ASSIGNMENT A:
Reproduce the passage from the article on the retracted hoax paper verbatim, starting at "File this under" and ending at "has retracted it.".
ASSIGNMENT B:
According to the article on the retracted hoax paper, what was the one thing about the retraction that surprised Lindsay?

PASSAGE PROVIDED:
Content starts

File this under “not a surprise.” After the authors of a paper entitled “The conceptual penis as a social construct” confessed it was a hoax immediately after publication, the publisher has retracted it.
The notice is sparse:
This article has been retracted by the publisher. For more information please see the statement on this article.
We asked co-author James Lindsay what he thought about that explanation:
I can make no statement about the internal processes employed by Cogent (or NORMA), but if they selected reviewers without the right expertise, one has to ask why. They have on their list of specialist reviewers at least five academics (some at top-tier institutions) ostensibly with the relevant expertise. Perhaps it was just an error.
Still, though I can’t comment on the veracity of their claims, the one in question seems at least somewhat far-fetched, as our keywords and designations for the paper should have made it quite clear which experts to match the paper with. Furthermore, the one specialist reviewer who offered comments clearly knows the field better than we do (identified our failure to include poststructuralist discourse analysis, despite claiming to have used it in the abstract) and speaks the language of the field (described our thesis as capturing “the essence of hypermasculinity through a multi-dimensional and nonlinear process”).
Lindsay noted he wasn’t at all surprised to hear the paper had been retracted:
In fact, once we had revealed that the paper was a hoax, the journal contacted us, and I replied with the truth and said it should be taken down. I was not surprised by any of this except that the process takes as long as it does.
Lindsay and his co-author Peter Boghossian have said the purpose of the paper was to expose the weakness in the methods used by social scientists, particularly those who work in gender studies. But others have noted that other fields are not immune to falling for such submissions (take our stories about hoaxes in fields ranging from from philosophy to medicine to urology and math). As a consequence, does the hoax say more about the pitfalls of the publishing industry than the field of gender studies?

Content ends

ENTRIES SHOWN:
Content starts

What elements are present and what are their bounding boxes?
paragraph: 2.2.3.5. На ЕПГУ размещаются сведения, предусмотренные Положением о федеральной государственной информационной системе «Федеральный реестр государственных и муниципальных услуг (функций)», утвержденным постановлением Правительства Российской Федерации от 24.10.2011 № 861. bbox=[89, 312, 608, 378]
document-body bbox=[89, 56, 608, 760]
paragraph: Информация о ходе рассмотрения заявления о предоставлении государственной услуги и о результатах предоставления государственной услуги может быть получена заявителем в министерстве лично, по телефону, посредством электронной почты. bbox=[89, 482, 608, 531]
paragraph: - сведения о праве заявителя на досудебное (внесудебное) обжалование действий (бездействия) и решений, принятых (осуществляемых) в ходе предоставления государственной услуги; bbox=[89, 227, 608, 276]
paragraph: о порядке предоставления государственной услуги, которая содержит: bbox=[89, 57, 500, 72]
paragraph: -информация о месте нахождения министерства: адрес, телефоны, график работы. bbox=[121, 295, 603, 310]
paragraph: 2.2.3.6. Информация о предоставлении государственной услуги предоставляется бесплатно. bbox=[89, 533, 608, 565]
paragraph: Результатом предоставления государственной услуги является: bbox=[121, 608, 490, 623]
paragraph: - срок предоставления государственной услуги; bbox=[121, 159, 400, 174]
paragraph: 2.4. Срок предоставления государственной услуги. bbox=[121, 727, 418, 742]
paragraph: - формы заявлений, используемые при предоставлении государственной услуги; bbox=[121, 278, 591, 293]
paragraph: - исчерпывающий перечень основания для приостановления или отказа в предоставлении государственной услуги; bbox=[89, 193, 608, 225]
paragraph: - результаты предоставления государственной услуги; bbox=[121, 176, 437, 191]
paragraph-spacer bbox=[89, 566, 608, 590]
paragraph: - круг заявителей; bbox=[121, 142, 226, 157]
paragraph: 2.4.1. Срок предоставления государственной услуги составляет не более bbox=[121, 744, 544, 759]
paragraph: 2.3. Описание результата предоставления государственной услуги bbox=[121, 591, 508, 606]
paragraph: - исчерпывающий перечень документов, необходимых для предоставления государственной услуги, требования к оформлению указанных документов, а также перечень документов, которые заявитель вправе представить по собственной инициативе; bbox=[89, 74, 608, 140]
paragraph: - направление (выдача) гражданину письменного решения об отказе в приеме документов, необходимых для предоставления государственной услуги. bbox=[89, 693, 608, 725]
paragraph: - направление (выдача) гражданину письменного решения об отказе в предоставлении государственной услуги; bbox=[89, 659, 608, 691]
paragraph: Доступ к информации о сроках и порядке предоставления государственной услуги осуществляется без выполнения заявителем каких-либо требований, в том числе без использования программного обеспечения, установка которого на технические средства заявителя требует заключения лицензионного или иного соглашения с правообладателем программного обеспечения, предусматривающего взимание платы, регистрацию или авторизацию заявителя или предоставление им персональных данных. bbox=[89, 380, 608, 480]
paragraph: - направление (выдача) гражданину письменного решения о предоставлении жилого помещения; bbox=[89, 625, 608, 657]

Content ends

RESPONSE A:
File this under “not a surprise.” After the authors of a paper entitled “The conceptual penis as a social construct” confessed it was a hoax immediately after publication, the publisher has retracted it.

RESPONSE B:
How long the process takes.